• Directions: Return the records exactly as they are.

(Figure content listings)
- - - - -
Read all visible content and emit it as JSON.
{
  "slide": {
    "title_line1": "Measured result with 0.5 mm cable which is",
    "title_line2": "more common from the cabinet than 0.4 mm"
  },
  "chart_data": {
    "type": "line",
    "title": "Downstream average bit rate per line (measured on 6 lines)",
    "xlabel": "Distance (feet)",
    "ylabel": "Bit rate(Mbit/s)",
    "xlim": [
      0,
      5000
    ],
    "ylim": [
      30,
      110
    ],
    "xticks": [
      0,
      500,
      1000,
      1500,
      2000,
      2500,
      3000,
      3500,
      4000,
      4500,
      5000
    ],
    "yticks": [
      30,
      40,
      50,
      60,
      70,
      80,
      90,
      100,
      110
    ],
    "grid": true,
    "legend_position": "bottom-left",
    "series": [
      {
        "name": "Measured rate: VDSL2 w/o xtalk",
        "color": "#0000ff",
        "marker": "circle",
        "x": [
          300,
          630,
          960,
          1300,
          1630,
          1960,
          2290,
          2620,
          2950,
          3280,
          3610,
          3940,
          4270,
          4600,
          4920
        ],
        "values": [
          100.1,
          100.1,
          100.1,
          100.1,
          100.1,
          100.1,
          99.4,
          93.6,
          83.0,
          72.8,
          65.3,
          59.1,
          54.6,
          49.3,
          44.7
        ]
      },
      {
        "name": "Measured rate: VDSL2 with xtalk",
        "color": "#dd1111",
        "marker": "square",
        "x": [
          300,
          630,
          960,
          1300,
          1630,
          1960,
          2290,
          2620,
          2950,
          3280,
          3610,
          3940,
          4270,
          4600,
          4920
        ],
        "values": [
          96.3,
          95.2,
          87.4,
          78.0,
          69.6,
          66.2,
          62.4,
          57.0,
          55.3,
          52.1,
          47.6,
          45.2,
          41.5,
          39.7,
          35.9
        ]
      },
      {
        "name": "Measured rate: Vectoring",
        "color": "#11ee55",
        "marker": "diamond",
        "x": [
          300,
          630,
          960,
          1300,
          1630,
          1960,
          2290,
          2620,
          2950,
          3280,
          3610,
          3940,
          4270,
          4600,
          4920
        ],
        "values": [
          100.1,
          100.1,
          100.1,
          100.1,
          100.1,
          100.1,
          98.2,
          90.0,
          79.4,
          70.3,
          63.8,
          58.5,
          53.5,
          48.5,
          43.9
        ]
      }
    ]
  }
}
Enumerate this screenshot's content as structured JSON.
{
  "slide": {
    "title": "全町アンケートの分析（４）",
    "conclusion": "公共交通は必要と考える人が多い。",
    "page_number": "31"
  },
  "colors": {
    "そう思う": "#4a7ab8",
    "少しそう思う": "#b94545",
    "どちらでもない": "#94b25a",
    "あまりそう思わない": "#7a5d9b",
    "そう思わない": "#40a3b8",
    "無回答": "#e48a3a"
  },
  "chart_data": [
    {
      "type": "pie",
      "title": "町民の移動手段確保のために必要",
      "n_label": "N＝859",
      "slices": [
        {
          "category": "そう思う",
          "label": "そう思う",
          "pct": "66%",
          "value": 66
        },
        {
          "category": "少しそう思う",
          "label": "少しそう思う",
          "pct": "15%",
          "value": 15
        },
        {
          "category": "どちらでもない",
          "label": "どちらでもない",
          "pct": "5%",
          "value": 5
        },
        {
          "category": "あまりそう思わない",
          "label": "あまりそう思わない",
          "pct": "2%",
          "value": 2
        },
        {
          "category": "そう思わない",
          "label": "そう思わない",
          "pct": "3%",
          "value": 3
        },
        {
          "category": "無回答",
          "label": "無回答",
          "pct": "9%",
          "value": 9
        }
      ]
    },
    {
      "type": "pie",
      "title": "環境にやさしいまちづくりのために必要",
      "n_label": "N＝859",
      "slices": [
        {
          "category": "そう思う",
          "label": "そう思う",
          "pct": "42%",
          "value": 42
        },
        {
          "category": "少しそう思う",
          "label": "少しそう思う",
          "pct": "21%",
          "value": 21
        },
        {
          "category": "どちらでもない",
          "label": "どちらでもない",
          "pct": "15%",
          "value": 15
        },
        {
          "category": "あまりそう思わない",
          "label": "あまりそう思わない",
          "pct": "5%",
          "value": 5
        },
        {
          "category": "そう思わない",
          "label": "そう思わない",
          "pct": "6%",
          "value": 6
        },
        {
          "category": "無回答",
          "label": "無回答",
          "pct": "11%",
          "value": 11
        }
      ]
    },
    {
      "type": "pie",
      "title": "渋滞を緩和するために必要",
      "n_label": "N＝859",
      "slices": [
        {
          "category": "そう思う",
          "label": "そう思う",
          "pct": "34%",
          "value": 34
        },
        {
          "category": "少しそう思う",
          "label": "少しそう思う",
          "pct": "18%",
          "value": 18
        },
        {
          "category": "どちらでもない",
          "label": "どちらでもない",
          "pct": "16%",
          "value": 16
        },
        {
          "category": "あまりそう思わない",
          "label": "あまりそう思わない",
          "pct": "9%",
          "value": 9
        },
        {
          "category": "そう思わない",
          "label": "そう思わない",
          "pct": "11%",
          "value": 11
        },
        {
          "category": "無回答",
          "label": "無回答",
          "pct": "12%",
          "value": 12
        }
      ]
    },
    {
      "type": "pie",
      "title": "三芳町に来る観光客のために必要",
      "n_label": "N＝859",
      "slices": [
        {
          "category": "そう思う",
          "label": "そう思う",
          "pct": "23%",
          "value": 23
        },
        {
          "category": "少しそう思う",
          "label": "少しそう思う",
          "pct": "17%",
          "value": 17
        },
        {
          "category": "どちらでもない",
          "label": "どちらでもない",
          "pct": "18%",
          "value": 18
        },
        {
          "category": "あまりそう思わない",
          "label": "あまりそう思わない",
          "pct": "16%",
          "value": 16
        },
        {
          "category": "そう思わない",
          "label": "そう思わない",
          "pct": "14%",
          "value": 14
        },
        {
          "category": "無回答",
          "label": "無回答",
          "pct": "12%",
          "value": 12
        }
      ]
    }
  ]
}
- - - - -
• Result of the task:
Read all visible content and emit it as JSON.
{
  "slide": {
    "title_line1": "Measured result with 0.5 mm cable which is",
    "title_line2": "more common from the cabinet than 0.4 mm"
  },
  "chart_data": {
    "type": "line",
    "title": "Downstream average bit rate per line (measured on 6 lines)",
    "xlabel": "Distance (feet)",
    "ylabel": "Bit rate(Mbit/s)",
    "xlim": [
      0,
      5000
    ],
    "ylim": [
      30,
      110
    ],
    "xticks": [
      0,
      500,
      1000,
      1500,
      2000,
      2500,
      3000,
      3500,
      4000,
      4500,
      5000
    ],
    "yticks": [
      30,
      40,
      50,
      60,
      70,
      80,
      90,
      100,
      110
    ],
    "grid": true,
    "legend_position": "bottom-left",
    "series": [
      {
        "name": "Measured rate: VDSL2 w/o xtalk",
        "color": "#0000ff",
        "marker": "circle",
        "x": [
          300,
          630,
          960,
          1300,
          1630,
          1960,
          2290,
          2620,
          2950,
          3280,
          3610,
          3940,
          4270,
          4600,
          4920
        ],
        "values": [
          100.1,
          100.1,
          100.1,
          100.1,
          100.1,
          100.1,
          99.4,
          93.6,
          83.0,
          72.8,
          65.3,
          59.1,
          54.6,
          49.3,
          44.7
        ]
      },
      {
        "name": "Measured rate: VDSL2 with xtalk",
        "color": "#dd1111",
        "marker": "square",
        "x": [
          300,
          630,
          960,
          1300,
          1630,
          1960,
          2290,
          2620,
          2950,
          3280,
          3610,
          3940,
          4270,
          4600,
          4920
        ],
        "values": [
          96.3,
          95.2,
          87.4,
          78.0,
          69.6,
          66.2,
          62.4,
          57.0,
          55.3,
          52.1,
          47.6,
          45.2,
          41.5,
          39.7,
          35.9
        ]
      },
      {
        "name": "Measured rate: Vectoring",
        "color": "#11ee55",
        "marker": "diamond",
        "x": [
          300,
          630,
          960,
          1300,
          1630,
          1960,
          2290,
          2620,
          2950,
          3280,
          3610,
          3940,
          4270,
          4600,
          4920
        ],
        "values": [
          100.1,
          100.1,
          100.1,
          100.1,
          100.1,
          100.1,
          98.2,
          90.0,
          79.4,
          70.3,
          63.8,
          58.5,
          53.5,
          48.5,
          43.9
        ]
      }
    ]
  }
}
Enumerate this screenshot's content as structured JSON.
{
  "slide": {
    "title": "全町アンケートの分析（４）",
    "conclusion": "公共交通は必要と考える人が多い。",
    "page_number": "31"
  },
  "colors": {
    "そう思う": "#4a7ab8",
    "少しそう思う": "#b94545",
    "どちらでもない": "#94b25a",
    "あまりそう思わない": "#7a5d9b",
    "そう思わない": "#40a3b8",
    "無回答": "#e48a3a"
  },
  "chart_data": [
    {
      "type": "pie",
      "title": "町民の移動手段確保のために必要",
      "n_label": "N＝859",
      "slices": [
        {
          "category": "そう思う",
          "label": "そう思う",
          "pct": "66%",
          "value": 66
        },
        {
          "category": "少しそう思う",
          "label": "少しそう思う",
          "pct": "15%",
          "value": 15
        },
        {
          "category": "どちらでもない",
          "label": "どちらでもない",
          "pct": "5%",
          "value": 5
        },
        {
          "category": "あまりそう思わない",
          "label": "あまりそう思わない",
          "pct": "2%",
          "value": 2
        },
        {
          "category": "そう思わない",
          "label": "そう思わない",
          "pct": "3%",
          "value": 3
        },
        {
          "category": "無回答",
          "label": "無回答",
          "pct": "9%",
          "value": 9
        }
      ]
    },
    {
      "type": "pie",
      "title": "環境にやさしいまちづくりのために必要",
      "n_label": "N＝859",
      "slices": [
        {
          "category": "そう思う",
          "label": "そう思う",
          "pct": "42%",
          "value": 42
        },
        {
          "category": "少しそう思う",
          "label": "少しそう思う",
          "pct": "21%",
          "value": 21
        },
        {
          "category": "どちらでもない",
          "label": "どちらでもない",
          "pct": "15%",
          "value": 15
        },
        {
          "category": "あまりそう思わない",
          "label": "あまりそう思わない",
          "pct": "5%",
          "value": 5
        },
        {
          "category": "そう思わない",
          "label": "そう思わない",
          "pct": "6%",
          "value": 6
        },
        {
          "category": "無回答",
          "label": "無回答",
          "pct": "11%",
          "value": 11
        }
      ]
    },
    {
      "type": "pie",
      "title": "渋滞を緩和するために必要",
      "n_label": "N＝859",
      "slices": [
        {
          "category": "そう思う",
          "label": "そう思う",
          "pct": "34%",
          "value": 34
        },
        {
          "category": "少しそう思う",
          "label": "少しそう思う",
          "pct": "18%",
          "value": 18
        },
        {
          "category": "どちらでもない",
          "label": "どちらでもない",
          "pct": "16%",
          "value": 16
        },
        {
          "category": "あまりそう思わない",
          "label": "あまりそう思わない",
          "pct": "9%",
          "value": 9
        },
        {
          "category": "そう思わない",
          "label": "そう思わない",
          "pct": "11%",
          "value": 11
        },
        {
          "category": "無回答",
          "label": "無回答",
          "pct": "12%",
          "value": 12
        }
      ]
    },
    {
      "type": "pie",
      "title": "三芳町に来る観光客のために必要",
      "n_label": "N＝859",
      "slices": [
        {
          "category": "そう思う",
          "label": "そう思う",
          "pct": "23%",
          "value": 23
        },
        {
          "category": "少しそう思う",
          "label": "少しそう思う",
          "pct": "17%",
          "value": 17
        },
        {
          "category": "どちらでもない",
          "label": "どちらでもない",
          "pct": "18%",
          "value": 18
        },
        {
          "category": "あまりそう思わない",
          "label": "あまりそう思わない",
          "pct": "16%",
          "value": 16
        },
        {
          "category": "そう思わない",
          "label": "そう思わない",
          "pct": "14%",
          "value": 14
        },
        {
          "category": "無回答",
          "label": "無回答",
          "pct": "12%",
          "value": 12
        }
      ]
    }
  ]
}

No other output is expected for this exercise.